# Your instructions
Beneath this sentence is a set of records; write each of them out exactly.

******************************

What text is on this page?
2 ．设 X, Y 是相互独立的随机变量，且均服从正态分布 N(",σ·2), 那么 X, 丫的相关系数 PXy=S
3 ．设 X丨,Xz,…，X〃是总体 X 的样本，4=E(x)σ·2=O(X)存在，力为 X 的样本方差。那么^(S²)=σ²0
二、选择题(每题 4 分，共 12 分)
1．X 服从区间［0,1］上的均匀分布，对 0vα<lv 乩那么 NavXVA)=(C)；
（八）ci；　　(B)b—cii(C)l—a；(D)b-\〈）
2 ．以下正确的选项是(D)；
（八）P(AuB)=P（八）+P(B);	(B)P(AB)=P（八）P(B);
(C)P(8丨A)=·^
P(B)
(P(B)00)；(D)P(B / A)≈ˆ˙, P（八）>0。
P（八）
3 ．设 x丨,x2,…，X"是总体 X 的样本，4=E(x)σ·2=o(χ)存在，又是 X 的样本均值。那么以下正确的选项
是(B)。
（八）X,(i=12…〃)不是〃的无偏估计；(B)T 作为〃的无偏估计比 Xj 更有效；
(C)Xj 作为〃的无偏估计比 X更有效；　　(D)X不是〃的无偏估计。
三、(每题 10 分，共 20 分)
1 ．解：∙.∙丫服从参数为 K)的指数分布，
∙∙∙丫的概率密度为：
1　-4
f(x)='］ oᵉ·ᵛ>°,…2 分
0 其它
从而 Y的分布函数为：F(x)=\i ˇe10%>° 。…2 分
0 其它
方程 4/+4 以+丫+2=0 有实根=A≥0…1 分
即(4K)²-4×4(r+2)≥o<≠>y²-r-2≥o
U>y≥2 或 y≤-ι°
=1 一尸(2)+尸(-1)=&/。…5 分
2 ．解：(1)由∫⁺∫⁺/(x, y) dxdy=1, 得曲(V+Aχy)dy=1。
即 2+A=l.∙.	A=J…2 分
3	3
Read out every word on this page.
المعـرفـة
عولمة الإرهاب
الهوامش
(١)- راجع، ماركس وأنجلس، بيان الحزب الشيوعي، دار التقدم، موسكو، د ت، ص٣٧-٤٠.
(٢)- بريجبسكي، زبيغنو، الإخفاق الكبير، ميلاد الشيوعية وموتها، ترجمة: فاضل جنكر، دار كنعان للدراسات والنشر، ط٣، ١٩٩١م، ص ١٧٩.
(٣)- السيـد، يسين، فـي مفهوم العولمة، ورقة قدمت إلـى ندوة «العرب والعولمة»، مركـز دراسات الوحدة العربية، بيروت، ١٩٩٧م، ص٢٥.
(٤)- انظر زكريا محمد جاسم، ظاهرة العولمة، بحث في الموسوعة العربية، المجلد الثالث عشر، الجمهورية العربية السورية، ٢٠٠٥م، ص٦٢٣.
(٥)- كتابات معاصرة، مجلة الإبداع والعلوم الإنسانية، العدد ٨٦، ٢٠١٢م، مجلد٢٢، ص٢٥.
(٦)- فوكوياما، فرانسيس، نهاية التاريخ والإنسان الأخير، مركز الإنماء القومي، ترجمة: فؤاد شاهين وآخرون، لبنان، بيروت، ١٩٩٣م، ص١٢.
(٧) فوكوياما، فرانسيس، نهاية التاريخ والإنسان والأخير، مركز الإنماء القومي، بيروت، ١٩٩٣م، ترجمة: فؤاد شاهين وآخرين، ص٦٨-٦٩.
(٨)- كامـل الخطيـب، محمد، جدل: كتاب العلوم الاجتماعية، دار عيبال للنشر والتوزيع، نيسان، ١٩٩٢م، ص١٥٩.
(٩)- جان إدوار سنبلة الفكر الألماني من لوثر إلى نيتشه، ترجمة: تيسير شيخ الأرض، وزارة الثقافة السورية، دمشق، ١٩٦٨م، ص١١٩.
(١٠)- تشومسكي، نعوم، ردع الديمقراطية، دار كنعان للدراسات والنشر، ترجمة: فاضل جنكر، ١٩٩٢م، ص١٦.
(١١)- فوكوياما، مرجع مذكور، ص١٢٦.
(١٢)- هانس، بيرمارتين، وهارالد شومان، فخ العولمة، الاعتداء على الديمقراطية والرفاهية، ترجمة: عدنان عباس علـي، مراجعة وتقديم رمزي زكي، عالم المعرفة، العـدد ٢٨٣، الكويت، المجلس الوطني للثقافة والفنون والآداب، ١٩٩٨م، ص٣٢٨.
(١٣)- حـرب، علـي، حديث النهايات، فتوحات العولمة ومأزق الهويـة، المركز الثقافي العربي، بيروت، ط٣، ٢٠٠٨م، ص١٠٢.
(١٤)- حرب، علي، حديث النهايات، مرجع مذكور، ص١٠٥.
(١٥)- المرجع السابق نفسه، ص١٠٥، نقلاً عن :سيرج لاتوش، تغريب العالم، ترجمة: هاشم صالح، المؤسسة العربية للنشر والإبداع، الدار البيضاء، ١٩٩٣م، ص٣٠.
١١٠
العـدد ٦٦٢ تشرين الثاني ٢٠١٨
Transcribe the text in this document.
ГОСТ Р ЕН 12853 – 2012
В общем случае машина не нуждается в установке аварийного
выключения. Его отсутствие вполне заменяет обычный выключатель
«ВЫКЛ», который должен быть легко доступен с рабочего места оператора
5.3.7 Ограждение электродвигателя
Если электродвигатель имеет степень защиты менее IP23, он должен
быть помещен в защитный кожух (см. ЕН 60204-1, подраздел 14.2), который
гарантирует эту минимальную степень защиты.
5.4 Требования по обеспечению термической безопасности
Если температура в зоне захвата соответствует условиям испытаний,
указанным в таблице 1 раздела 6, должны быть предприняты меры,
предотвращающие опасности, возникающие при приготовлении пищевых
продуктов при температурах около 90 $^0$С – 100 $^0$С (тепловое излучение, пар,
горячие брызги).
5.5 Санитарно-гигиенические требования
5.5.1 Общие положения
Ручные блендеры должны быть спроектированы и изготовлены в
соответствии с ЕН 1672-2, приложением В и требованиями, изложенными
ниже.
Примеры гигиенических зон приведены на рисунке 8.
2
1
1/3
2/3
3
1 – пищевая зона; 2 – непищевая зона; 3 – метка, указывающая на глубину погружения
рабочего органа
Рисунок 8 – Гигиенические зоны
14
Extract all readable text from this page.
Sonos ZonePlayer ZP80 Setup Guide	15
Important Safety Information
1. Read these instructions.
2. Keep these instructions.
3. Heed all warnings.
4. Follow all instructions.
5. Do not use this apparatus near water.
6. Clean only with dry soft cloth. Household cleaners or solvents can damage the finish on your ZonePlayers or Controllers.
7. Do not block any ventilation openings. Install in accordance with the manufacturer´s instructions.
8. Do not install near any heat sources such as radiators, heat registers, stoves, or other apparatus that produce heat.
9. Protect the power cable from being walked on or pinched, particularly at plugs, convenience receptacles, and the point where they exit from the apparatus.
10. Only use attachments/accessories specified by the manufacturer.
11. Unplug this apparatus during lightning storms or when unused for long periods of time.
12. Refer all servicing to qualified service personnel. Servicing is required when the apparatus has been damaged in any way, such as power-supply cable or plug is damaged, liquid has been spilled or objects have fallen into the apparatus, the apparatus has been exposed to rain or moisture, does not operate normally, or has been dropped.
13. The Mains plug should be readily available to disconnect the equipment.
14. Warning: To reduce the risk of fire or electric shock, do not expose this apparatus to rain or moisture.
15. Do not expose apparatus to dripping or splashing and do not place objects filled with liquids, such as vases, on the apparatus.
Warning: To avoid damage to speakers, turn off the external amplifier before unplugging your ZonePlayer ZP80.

******************************

# Solved problem
What text is on this page?
2 ．设 X, Y 是相互独立的随机变量，且均服从正态分布 N(",σ·2), 那么 X, 丫的相关系数 PXy=S
3 ．设 X丨,Xz,…，X〃是总体 X 的样本，4=E(x)σ·2=O(X)存在，力为 X 的样本方差。那么^(S²)=σ²0
二、选择题(每题 4 分，共 12 分)
1．X 服从区间［0,1］上的均匀分布，对 0vα<lv 乩那么 NavXVA)=(C)；
（八）ci；　　(B)b—cii(C)l—a；(D)b-\〈）
2 ．以下正确的选项是(D)；
（八）P(AuB)=P（八）+P(B);	(B)P(AB)=P（八）P(B);
(C)P(8丨A)=·^
P(B)
(P(B)00)；(D)P(B / A)≈ˆ˙, P（八）>0。
P（八）
3 ．设 x丨,x2,…，X"是总体 X 的样本，4=E(x)σ·2=o(χ)存在，又是 X 的样本均值。那么以下正确的选项
是(B)。
（八）X,(i=12…〃)不是〃的无偏估计；(B)T 作为〃的无偏估计比 Xj 更有效；
(C)Xj 作为〃的无偏估计比 X更有效；　　(D)X不是〃的无偏估计。
三、(每题 10 分，共 20 分)
1 ．解：∙.∙丫服从参数为 K)的指数分布，
∙∙∙丫的概率密度为：
1　-4
f(x)='］ oᵉ·ᵛ>°,…2 分
0 其它
从而 Y的分布函数为：F(x)=\i ˇe10%>° 。…2 分
0 其它
方程 4/+4 以+丫+2=0 有实根=A≥0…1 分
即(4K)²-4×4(r+2)≥o<≠>y²-r-2≥o
U>y≥2 或 y≤-ι°
=1 一尸(2)+尸(-1)=&/。…5 分
2 ．解：(1)由∫⁺∫⁺/(x, y) dxdy=1, 得曲(V+Aχy)dy=1。
即 2+A=l.∙.	A=J…2 分
3	3
Read out every word on this page.
المعـرفـة
عولمة الإرهاب
الهوامش
(١)- راجع، ماركس وأنجلس، بيان الحزب الشيوعي، دار التقدم، موسكو، د ت، ص٣٧-٤٠.
(٢)- بريجبسكي، زبيغنو، الإخفاق الكبير، ميلاد الشيوعية وموتها، ترجمة: فاضل جنكر، دار كنعان للدراسات والنشر، ط٣، ١٩٩١م، ص ١٧٩.
(٣)- السيـد، يسين، فـي مفهوم العولمة، ورقة قدمت إلـى ندوة «العرب والعولمة»، مركـز دراسات الوحدة العربية، بيروت، ١٩٩٧م، ص٢٥.
(٤)- انظر زكريا محمد جاسم، ظاهرة العولمة، بحث في الموسوعة العربية، المجلد الثالث عشر، الجمهورية العربية السورية، ٢٠٠٥م، ص٦٢٣.
(٥)- كتابات معاصرة، مجلة الإبداع والعلوم الإنسانية، العدد ٨٦، ٢٠١٢م، مجلد٢٢، ص٢٥.
(٦)- فوكوياما، فرانسيس، نهاية التاريخ والإنسان الأخير، مركز الإنماء القومي، ترجمة: فؤاد شاهين وآخرون، لبنان، بيروت، ١٩٩٣م، ص١٢.
(٧) فوكوياما، فرانسيس، نهاية التاريخ والإنسان والأخير، مركز الإنماء القومي، بيروت، ١٩٩٣م، ترجمة: فؤاد شاهين وآخرين، ص٦٨-٦٩.
(٨)- كامـل الخطيـب، محمد، جدل: كتاب العلوم الاجتماعية، دار عيبال للنشر والتوزيع، نيسان، ١٩٩٢م، ص١٥٩.
(٩)- جان إدوار سنبلة الفكر الألماني من لوثر إلى نيتشه، ترجمة: تيسير شيخ الأرض، وزارة الثقافة السورية، دمشق، ١٩٦٨م، ص١١٩.
(١٠)- تشومسكي، نعوم، ردع الديمقراطية، دار كنعان للدراسات والنشر، ترجمة: فاضل جنكر، ١٩٩٢م، ص١٦.
(١١)- فوكوياما، مرجع مذكور، ص١٢٦.
(١٢)- هانس، بيرمارتين، وهارالد شومان، فخ العولمة، الاعتداء على الديمقراطية والرفاهية، ترجمة: عدنان عباس علـي، مراجعة وتقديم رمزي زكي، عالم المعرفة، العـدد ٢٨٣، الكويت، المجلس الوطني للثقافة والفنون والآداب، ١٩٩٨م، ص٣٢٨.
(١٣)- حـرب، علـي، حديث النهايات، فتوحات العولمة ومأزق الهويـة، المركز الثقافي العربي، بيروت، ط٣، ٢٠٠٨م، ص١٠٢.
(١٤)- حرب، علي، حديث النهايات، مرجع مذكور، ص١٠٥.
(١٥)- المرجع السابق نفسه، ص١٠٥، نقلاً عن :سيرج لاتوش، تغريب العالم، ترجمة: هاشم صالح، المؤسسة العربية للنشر والإبداع، الدار البيضاء، ١٩٩٣م، ص٣٠.
١١٠
العـدد ٦٦٢ تشرين الثاني ٢٠١٨
Transcribe the text in this document.
ГОСТ Р ЕН 12853 – 2012
В общем случае машина не нуждается в установке аварийного
выключения. Его отсутствие вполне заменяет обычный выключатель
«ВЫКЛ», который должен быть легко доступен с рабочего места оператора
5.3.7 Ограждение электродвигателя
Если электродвигатель имеет степень защиты менее IP23, он должен
быть помещен в защитный кожух (см. ЕН 60204-1, подраздел 14.2), который
гарантирует эту минимальную степень защиты.
5.4 Требования по обеспечению термической безопасности
Если температура в зоне захвата соответствует условиям испытаний,
указанным в таблице 1 раздела 6, должны быть предприняты меры,
предотвращающие опасности, возникающие при приготовлении пищевых
продуктов при температурах около 90 $^0$С – 100 $^0$С (тепловое излучение, пар,
горячие брызги).
5.5 Санитарно-гигиенические требования
5.5.1 Общие положения
Ручные блендеры должны быть спроектированы и изготовлены в
соответствии с ЕН 1672-2, приложением В и требованиями, изложенными
ниже.
Примеры гигиенических зон приведены на рисунке 8.
2
1
1/3
2/3
3
1 – пищевая зона; 2 – непищевая зона; 3 – метка, указывающая на глубину погружения
рабочего органа
Рисунок 8 – Гигиенические зоны
14
Extract all readable text from this page.
Sonos ZonePlayer ZP80 Setup Guide	15
Important Safety Information
1. Read these instructions.
2. Keep these instructions.
3. Heed all warnings.
4. Follow all instructions.
5. Do not use this apparatus near water.
6. Clean only with dry soft cloth. Household cleaners or solvents can damage the finish on your ZonePlayers or Controllers.
7. Do not block any ventilation openings. Install in accordance with the manufacturer´s instructions.
8. Do not install near any heat sources such as radiators, heat registers, stoves, or other apparatus that produce heat.
9. Protect the power cable from being walked on or pinched, particularly at plugs, convenience receptacles, and the point where they exit from the apparatus.
10. Only use attachments/accessories specified by the manufacturer.
11. Unplug this apparatus during lightning storms or when unused for long periods of time.
12. Refer all servicing to qualified service personnel. Servicing is required when the apparatus has been damaged in any way, such as power-supply cable or plug is damaged, liquid has been spilled or objects have fallen into the apparatus, the apparatus has been exposed to rain or moisture, does not operate normally, or has been dropped.
13. The Mains plug should be readily available to disconnect the equipment.
14. Warning: To reduce the risk of fire or electric shock, do not expose this apparatus to rain or moisture.
15. Do not expose apparatus to dripping or splashing and do not place objects filled with liquids, such as vases, on the apparatus.
Warning: To avoid damage to speakers, turn off the external amplifier before unplugging your ZonePlayer ZP80.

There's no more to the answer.